■ **GOAL**:
Repeat the records verbatim and leave the pictures out of your copy.

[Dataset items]
:::::
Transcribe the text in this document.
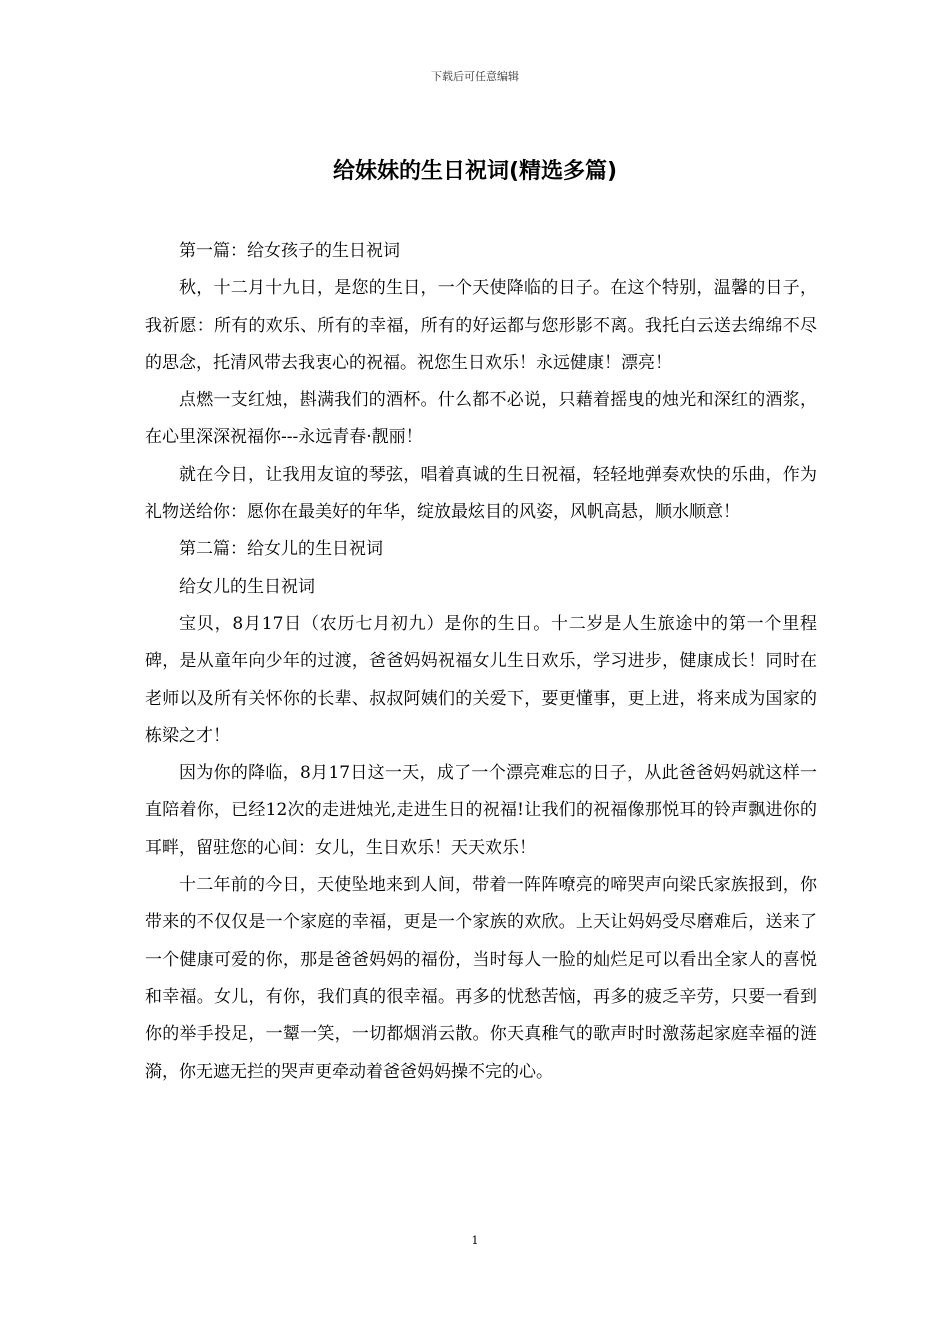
下载后可任意编辑
给妹妹的生日祝词(精选多篇)

第一篇：给女孩子的生日祝词

秋，十二月十九日，是您的生日，一个天使降临的日子。在这个特别，温馨的日子，我祈愿：所有的欢乐、所有的幸福，所有的好运都与您形影不离。我托白云送去绵绵不尽的思念，托清风带去我衷心的祝福。祝您生日欢乐！永远健康！漂亮！

点燃一支红烛，斟满我们的酒杯。什么都不必说，只藉着摇曳的烛光和深红的酒浆，在心里深深祝福你---永远青春·靓丽！

就在今日，让我用友谊的琴弦，唱着真诚的生日祝福，轻轻地弹奏欢快的乐曲，作为礼物送给你：愿你在最美好的年华，绽放最炫目的风姿，风帆高悬，顺水顺意！

第二篇：给女儿的生日祝词

给女儿的生日祝词

宝贝，8月17日（农历七月初九）是你的生日。十二岁是人生旅途中的第一个里程碑，是从童年向少年的过渡，爸爸妈妈祝福女儿生日欢乐，学习进步，健康成长！同时在老师以及所有关怀你的长辈、叔叔阿姨们的关爱下，要更懂事，更上进，将来成为国家的栋梁之才！

因为你的降临，8月17日这一天，成了一个漂亮难忘的日子，从此爸爸妈妈就这样一直陪着你，已经12次的走进烛光,走进生日的祝福!让我们的祝福像那悦耳的铃声飘进你的耳畔，留驻您的心间：女儿，生日欢乐！天天欢乐！

十二年前的今日，天使坠地来到人间，带着一阵阵嘹亮的啼哭声向梁氏家族报到，你带来的不仅仅是一个家庭的幸福，更是一个家族的欢欣。上天让妈妈受尽磨难后，送来了一个健康可爱的你，那是爸爸妈妈的福份，当时每人一脸的灿烂足可以看出全家人的喜悦和幸福。女儿，有你，我们真的很幸福。再多的忧愁苦恼，再多的疲乏辛劳，只要一看到你的举手投足，一颦一笑，一切都烟消云散。你天真稚气的歌声时时激荡起家庭幸福的涟漪，你无遮无拦的哭声更牵动着爸爸妈妈操不完的心。

1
:::::
■ **EXERCISE OUTPUT**:
Transcribe the text in this document.
下载后可任意编辑
给妹妹的生日祝词(精选多篇)

第一篇：给女孩子的生日祝词

秋，十二月十九日，是您的生日，一个天使降临的日子。在这个特别，温馨的日子，我祈愿：所有的欢乐、所有的幸福，所有的好运都与您形影不离。我托白云送去绵绵不尽的思念，托清风带去我衷心的祝福。祝您生日欢乐！永远健康！漂亮！

点燃一支红烛，斟满我们的酒杯。什么都不必说，只藉着摇曳的烛光和深红的酒浆，在心里深深祝福你---永远青春·靓丽！

就在今日，让我用友谊的琴弦，唱着真诚的生日祝福，轻轻地弹奏欢快的乐曲，作为礼物送给你：愿你在最美好的年华，绽放最炫目的风姿，风帆高悬，顺水顺意！

第二篇：给女儿的生日祝词

给女儿的生日祝词

宝贝，8月17日（农历七月初九）是你的生日。十二岁是人生旅途中的第一个里程碑，是从童年向少年的过渡，爸爸妈妈祝福女儿生日欢乐，学习进步，健康成长！同时在老师以及所有关怀你的长辈、叔叔阿姨们的关爱下，要更懂事，更上进，将来成为国家的栋梁之才！

因为你的降临，8月17日这一天，成了一个漂亮难忘的日子，从此爸爸妈妈就这样一直陪着你，已经12次的走进烛光,走进生日的祝福!让我们的祝福像那悦耳的铃声飘进你的耳畔，留驻您的心间：女儿，生日欢乐！天天欢乐！

十二年前的今日，天使坠地来到人间，带着一阵阵嘹亮的啼哭声向梁氏家族报到，你带来的不仅仅是一个家庭的幸福，更是一个家族的欢欣。上天让妈妈受尽磨难后，送来了一个健康可爱的你，那是爸爸妈妈的福份，当时每人一脸的灿烂足可以看出全家人的喜悦和幸福。女儿，有你，我们真的很幸福。再多的忧愁苦恼，再多的疲乏辛劳，只要一看到你的举手投足，一颦一笑，一切都烟消云散。你天真稚气的歌声时时激荡起家庭幸福的涟漪，你无遮无拦的哭声更牵动着爸爸妈妈操不完的心。

1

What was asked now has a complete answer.